== DIRECTIVE ==
Pull out each line of the records holding the string "Maintenance".
** begin DATA PROVIDED **
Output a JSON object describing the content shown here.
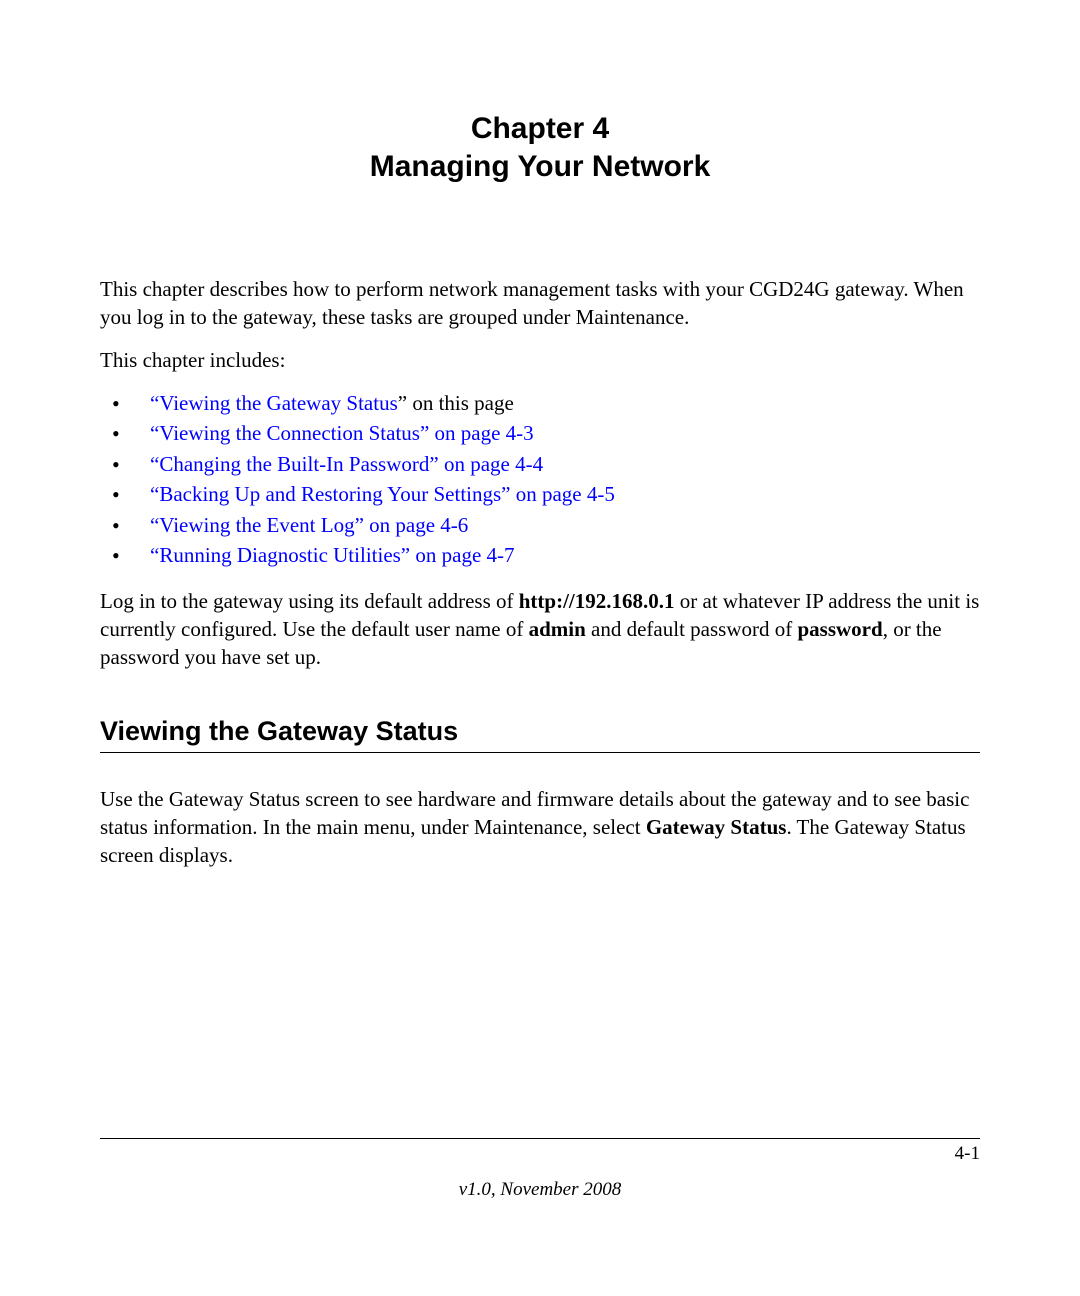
{
  "chapter": {
    "line1": "Chapter 4",
    "line2": "Managing Your Network"
  },
  "intro_p1": "This chapter describes how to perform network management tasks with your CGD24G gateway. When you log in to the gateway, these tasks are grouped under Maintenance.",
  "intro_p2": "This chapter includes:",
  "toc": [
    {
      "link": "“Viewing the Gateway Status",
      "suffix": "” on this page"
    },
    {
      "link": "“Viewing the Connection Status” on page 4-3",
      "suffix": ""
    },
    {
      "link": "“Changing the Built-In Password” on page 4-4",
      "suffix": ""
    },
    {
      "link": "“Backing Up and Restoring Your Settings” on page 4-5",
      "suffix": ""
    },
    {
      "link": "“Viewing the Event Log” on page 4-6",
      "suffix": ""
    },
    {
      "link": "“Running Diagnostic Utilities” on page 4-7",
      "suffix": ""
    }
  ],
  "login_para": {
    "pre": "Log in to the gateway using its default address of ",
    "url": "http://192.168.0.1",
    "mid1": " or at whatever IP address the unit is currently configured. Use the default user name of ",
    "user": "admin",
    "mid2": " and default password of ",
    "pass": "password",
    "post": ", or the password you have set up."
  },
  "section_heading": "Viewing the Gateway Status",
  "section_para": {
    "pre": "Use the Gateway Status screen to see hardware and firmware details about the gateway and to see basic status information. In the main menu, under Maintenance, select ",
    "bold": "Gateway Status",
    "post": ". The Gateway Status screen displays."
  },
  "footer": {
    "page": "4-1",
    "version": "v1.0, November 2008"
  },
  "colors": {
    "link": "#0000ff",
    "text": "#000000",
    "background": "#ffffff"
  }
}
** end DATA PROVIDED **
== REPLY ==
  "intro_p1": "This chapter describes how to perform network management tasks with your CGD24G gateway. When you log in to the gateway, these tasks are grouped under Maintenance.",
    "pre": "Use the Gateway Status screen to see hardware and firmware details about the gateway and to see basic status information. In the main menu, under Maintenance, select ",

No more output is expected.